* Start *

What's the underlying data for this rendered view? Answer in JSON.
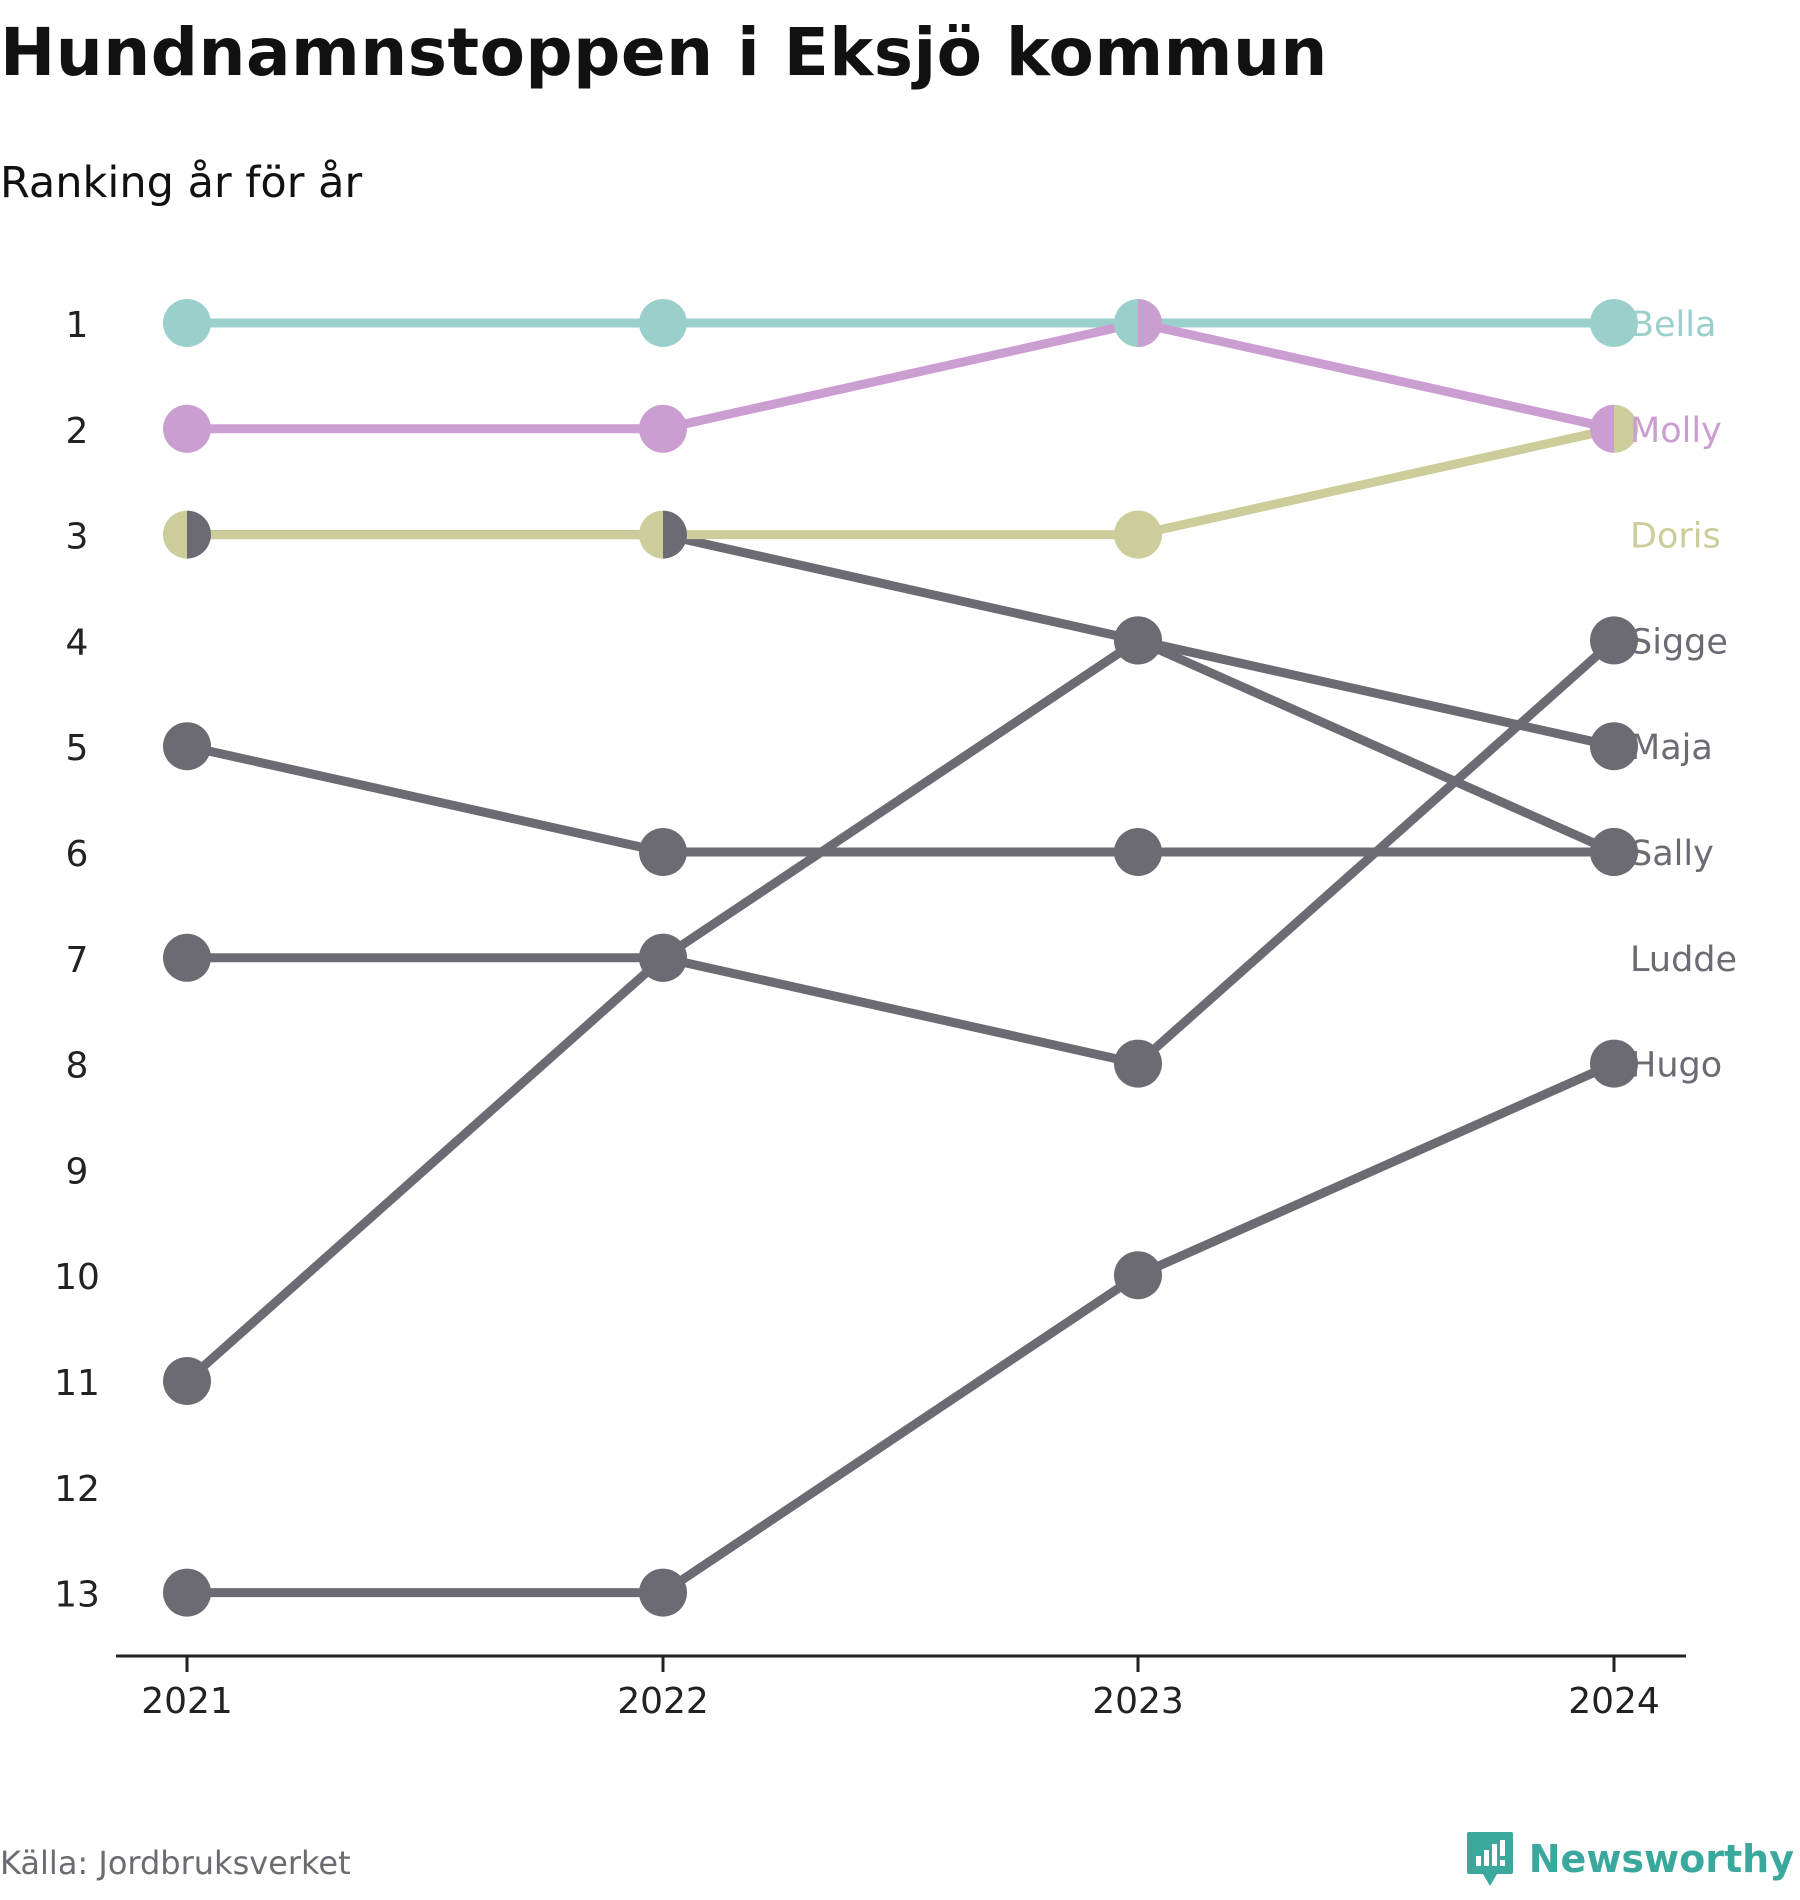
{
  "title": "Hundnamnstoppen i Eksjö kommun",
  "subtitle": "Ranking år för år",
  "source": "Källa: Jordbruksverket",
  "brand": {
    "name": "Newsworthy",
    "icon": "newsworthy-chart-bubble-icon",
    "color": "#3aa89c"
  },
  "chart_data": {
    "type": "line",
    "x": [
      "2021",
      "2022",
      "2023",
      "2024"
    ],
    "y_ticks": [
      "1",
      "2",
      "3",
      "4",
      "5",
      "6",
      "7",
      "8",
      "9",
      "10",
      "11",
      "12",
      "13"
    ],
    "ylim": [
      1,
      13
    ],
    "y_inverted": true,
    "grid": false,
    "series": [
      {
        "name": "Bella",
        "color": "#9bcfcc",
        "values": [
          1,
          1,
          1,
          1
        ]
      },
      {
        "name": "Molly",
        "color": "#cb9ed1",
        "values": [
          2,
          2,
          1,
          2
        ]
      },
      {
        "name": "Doris",
        "color": "#cccd9b",
        "values": [
          3,
          3,
          3,
          2
        ]
      },
      {
        "name": "Sigge",
        "color": "#6c6b73",
        "values": [
          11,
          7,
          4,
          6
        ]
      },
      {
        "name": "Maja",
        "color": "#6c6b73",
        "values": [
          3,
          3,
          4,
          5
        ]
      },
      {
        "name": "Sally",
        "color": "#6c6b73",
        "values": [
          5,
          6,
          6,
          6
        ]
      },
      {
        "name": "Ludde",
        "color": "#6c6b73",
        "values": [
          7,
          7,
          8,
          4
        ]
      },
      {
        "name": "Hugo",
        "color": "#6c6b73",
        "values": [
          13,
          13,
          10,
          8
        ]
      }
    ],
    "legend_values_2024": [
      "1",
      "2",
      "3",
      "4",
      "5",
      "6",
      "7",
      "8"
    ],
    "label_rows": [
      1,
      2,
      3,
      4,
      5,
      6,
      7,
      8
    ]
  }
}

* End *

Set task: Retype every record above exactly as written, but leave out the pictures.

Solution to this exercise:
What's the underlying data for this rendered view? Answer in JSON.
{
  "title": "Hundnamnstoppen i Eksjö kommun",
  "subtitle": "Ranking år för år",
  "source": "Källa: Jordbruksverket",
  "brand": {
    "name": "Newsworthy",
    "icon": "newsworthy-chart-bubble-icon",
    "color": "#3aa89c"
  },
  "chart_data": {
    "type": "line",
    "x": [
      "2021",
      "2022",
      "2023",
      "2024"
    ],
    "y_ticks": [
      "1",
      "2",
      "3",
      "4",
      "5",
      "6",
      "7",
      "8",
      "9",
      "10",
      "11",
      "12",
      "13"
    ],
    "ylim": [
      1,
      13
    ],
    "y_inverted": true,
    "grid": false,
    "series": [
      {
        "name": "Bella",
        "color": "#9bcfcc",
        "values": [
          1,
          1,
          1,
          1
        ]
      },
      {
        "name": "Molly",
        "color": "#cb9ed1",
        "values": [
          2,
          2,
          1,
          2
        ]
      },
      {
        "name": "Doris",
        "color": "#cccd9b",
        "values": [
          3,
          3,
          3,
          2
        ]
      },
      {
        "name": "Sigge",
        "color": "#6c6b73",
        "values": [
          11,
          7,
          4,
          6
        ]
      },
      {
        "name": "Maja",
        "color": "#6c6b73",
        "values": [
          3,
          3,
          4,
          5
        ]
      },
      {
        "name": "Sally",
        "color": "#6c6b73",
        "values": [
          5,
          6,
          6,
          6
        ]
      },
      {
        "name": "Ludde",
        "color": "#6c6b73",
        "values": [
          7,
          7,
          8,
          4
        ]
      },
      {
        "name": "Hugo",
        "color": "#6c6b73",
        "values": [
          13,
          13,
          10,
          8
        ]
      }
    ],
    "legend_values_2024": [
      "1",
      "2",
      "3",
      "4",
      "5",
      "6",
      "7",
      "8"
    ],
    "label_rows": [
      1,
      2,
      3,
      4,
      5,
      6,
      7,
      8
    ]
  }
}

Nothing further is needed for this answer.